OBJECTIVE: Report each line of the data that includes the word "this".

[start of PROVIDED ENTRIES]

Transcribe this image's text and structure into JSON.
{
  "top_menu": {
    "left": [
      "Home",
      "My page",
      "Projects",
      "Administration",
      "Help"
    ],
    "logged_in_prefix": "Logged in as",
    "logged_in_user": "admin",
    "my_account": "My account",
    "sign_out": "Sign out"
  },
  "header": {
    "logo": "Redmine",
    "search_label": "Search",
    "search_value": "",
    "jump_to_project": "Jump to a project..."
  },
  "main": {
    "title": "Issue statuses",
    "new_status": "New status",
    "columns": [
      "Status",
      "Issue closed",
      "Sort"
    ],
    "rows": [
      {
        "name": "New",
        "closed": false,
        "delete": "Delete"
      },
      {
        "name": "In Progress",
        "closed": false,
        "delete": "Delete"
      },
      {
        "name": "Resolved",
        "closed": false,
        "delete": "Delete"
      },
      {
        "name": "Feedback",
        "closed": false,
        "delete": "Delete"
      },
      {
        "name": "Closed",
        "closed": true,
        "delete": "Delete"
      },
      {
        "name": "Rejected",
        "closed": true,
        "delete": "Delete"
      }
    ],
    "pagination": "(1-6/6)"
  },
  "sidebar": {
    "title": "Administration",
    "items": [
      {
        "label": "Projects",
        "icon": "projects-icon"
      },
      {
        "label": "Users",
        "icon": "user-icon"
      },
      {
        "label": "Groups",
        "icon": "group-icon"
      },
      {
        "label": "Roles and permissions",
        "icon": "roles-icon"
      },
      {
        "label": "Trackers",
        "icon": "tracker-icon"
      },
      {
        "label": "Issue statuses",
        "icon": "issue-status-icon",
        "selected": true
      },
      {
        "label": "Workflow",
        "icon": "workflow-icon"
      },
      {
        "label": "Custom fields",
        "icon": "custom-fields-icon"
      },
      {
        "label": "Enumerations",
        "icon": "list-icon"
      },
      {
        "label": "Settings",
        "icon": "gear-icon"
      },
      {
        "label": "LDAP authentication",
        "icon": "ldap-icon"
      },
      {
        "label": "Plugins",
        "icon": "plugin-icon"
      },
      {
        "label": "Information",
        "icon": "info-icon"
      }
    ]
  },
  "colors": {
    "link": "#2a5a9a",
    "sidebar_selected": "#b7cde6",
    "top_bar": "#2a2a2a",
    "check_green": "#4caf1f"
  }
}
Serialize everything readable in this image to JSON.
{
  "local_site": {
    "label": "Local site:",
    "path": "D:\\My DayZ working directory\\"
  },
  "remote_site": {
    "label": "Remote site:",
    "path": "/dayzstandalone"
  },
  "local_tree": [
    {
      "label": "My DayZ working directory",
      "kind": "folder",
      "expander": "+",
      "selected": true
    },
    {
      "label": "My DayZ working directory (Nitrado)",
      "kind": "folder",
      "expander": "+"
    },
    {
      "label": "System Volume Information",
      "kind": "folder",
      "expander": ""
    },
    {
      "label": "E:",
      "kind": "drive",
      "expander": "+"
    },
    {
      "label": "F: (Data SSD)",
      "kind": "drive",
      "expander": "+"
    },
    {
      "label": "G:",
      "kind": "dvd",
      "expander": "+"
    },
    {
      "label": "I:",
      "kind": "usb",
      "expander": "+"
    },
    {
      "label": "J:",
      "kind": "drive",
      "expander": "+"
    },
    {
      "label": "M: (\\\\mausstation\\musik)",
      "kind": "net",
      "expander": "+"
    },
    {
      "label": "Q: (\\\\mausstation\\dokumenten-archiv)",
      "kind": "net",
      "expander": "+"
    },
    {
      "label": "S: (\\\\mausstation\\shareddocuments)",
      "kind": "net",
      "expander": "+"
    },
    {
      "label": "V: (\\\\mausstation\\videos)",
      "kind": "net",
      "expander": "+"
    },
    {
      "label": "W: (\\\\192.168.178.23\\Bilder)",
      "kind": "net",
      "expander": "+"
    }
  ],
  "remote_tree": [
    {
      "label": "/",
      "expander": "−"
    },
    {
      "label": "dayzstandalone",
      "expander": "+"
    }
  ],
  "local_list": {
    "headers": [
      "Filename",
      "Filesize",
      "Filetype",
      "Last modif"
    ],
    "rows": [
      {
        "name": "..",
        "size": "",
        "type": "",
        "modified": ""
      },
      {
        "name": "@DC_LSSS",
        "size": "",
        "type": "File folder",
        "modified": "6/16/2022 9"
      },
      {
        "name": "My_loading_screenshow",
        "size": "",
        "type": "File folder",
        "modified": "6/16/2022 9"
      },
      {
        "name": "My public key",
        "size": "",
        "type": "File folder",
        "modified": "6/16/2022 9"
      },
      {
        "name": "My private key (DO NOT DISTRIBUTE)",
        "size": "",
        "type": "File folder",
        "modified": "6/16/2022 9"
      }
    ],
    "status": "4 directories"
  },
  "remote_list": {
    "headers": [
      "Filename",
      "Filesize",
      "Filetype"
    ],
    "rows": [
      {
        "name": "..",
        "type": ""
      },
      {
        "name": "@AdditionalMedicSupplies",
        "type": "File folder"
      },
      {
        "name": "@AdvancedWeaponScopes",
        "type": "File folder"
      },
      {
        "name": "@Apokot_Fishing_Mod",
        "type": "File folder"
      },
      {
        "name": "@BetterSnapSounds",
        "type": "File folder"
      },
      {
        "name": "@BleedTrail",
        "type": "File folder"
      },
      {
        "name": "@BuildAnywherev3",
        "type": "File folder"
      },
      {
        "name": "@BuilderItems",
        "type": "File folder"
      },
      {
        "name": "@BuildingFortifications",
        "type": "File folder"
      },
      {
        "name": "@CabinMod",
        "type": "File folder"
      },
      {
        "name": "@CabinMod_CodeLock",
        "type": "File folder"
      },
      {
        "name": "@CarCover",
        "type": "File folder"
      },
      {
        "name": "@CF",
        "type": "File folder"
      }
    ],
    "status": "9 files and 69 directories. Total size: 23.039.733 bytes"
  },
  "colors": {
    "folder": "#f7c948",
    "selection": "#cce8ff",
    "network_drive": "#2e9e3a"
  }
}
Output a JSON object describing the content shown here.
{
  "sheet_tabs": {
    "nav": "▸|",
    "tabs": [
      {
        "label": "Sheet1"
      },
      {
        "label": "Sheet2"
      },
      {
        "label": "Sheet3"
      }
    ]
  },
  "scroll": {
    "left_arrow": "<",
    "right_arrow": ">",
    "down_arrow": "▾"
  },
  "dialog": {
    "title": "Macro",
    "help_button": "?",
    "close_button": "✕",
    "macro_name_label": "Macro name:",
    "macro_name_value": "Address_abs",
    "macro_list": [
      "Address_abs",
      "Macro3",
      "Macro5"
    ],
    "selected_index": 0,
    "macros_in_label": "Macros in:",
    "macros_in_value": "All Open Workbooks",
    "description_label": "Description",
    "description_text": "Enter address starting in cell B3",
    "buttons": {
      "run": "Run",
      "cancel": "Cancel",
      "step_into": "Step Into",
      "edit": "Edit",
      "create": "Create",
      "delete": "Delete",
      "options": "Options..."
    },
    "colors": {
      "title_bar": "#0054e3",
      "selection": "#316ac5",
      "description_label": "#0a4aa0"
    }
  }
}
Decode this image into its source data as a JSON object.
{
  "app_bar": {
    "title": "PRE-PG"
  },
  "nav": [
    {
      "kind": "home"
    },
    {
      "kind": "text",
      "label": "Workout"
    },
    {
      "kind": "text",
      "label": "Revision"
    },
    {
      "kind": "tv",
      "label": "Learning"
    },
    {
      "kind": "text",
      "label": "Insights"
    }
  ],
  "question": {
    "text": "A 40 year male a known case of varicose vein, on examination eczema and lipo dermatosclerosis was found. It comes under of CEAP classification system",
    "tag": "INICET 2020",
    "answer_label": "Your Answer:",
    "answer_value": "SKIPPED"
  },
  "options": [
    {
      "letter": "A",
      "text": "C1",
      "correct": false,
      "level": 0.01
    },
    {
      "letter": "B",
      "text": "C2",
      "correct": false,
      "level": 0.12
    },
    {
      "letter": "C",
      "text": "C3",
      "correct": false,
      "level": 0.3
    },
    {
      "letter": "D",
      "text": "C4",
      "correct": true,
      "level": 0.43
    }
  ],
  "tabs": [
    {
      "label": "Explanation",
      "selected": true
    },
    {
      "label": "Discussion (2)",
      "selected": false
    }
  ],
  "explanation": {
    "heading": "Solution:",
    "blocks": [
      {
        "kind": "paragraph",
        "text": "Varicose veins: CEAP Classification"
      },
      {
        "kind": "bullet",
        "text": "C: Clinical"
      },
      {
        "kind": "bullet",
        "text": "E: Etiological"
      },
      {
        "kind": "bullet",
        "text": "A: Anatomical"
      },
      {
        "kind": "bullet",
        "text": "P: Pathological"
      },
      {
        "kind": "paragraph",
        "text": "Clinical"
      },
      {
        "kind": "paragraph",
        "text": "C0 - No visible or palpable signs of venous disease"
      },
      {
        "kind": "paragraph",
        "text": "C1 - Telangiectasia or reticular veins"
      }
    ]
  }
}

[end of PROVIDED ENTRIES]

EXERCISE RESULT:
Transcribe this image's text and structure into JSON.
Serialize everything readable in this image to JSON.
Decode this image into its source data as a JSON object.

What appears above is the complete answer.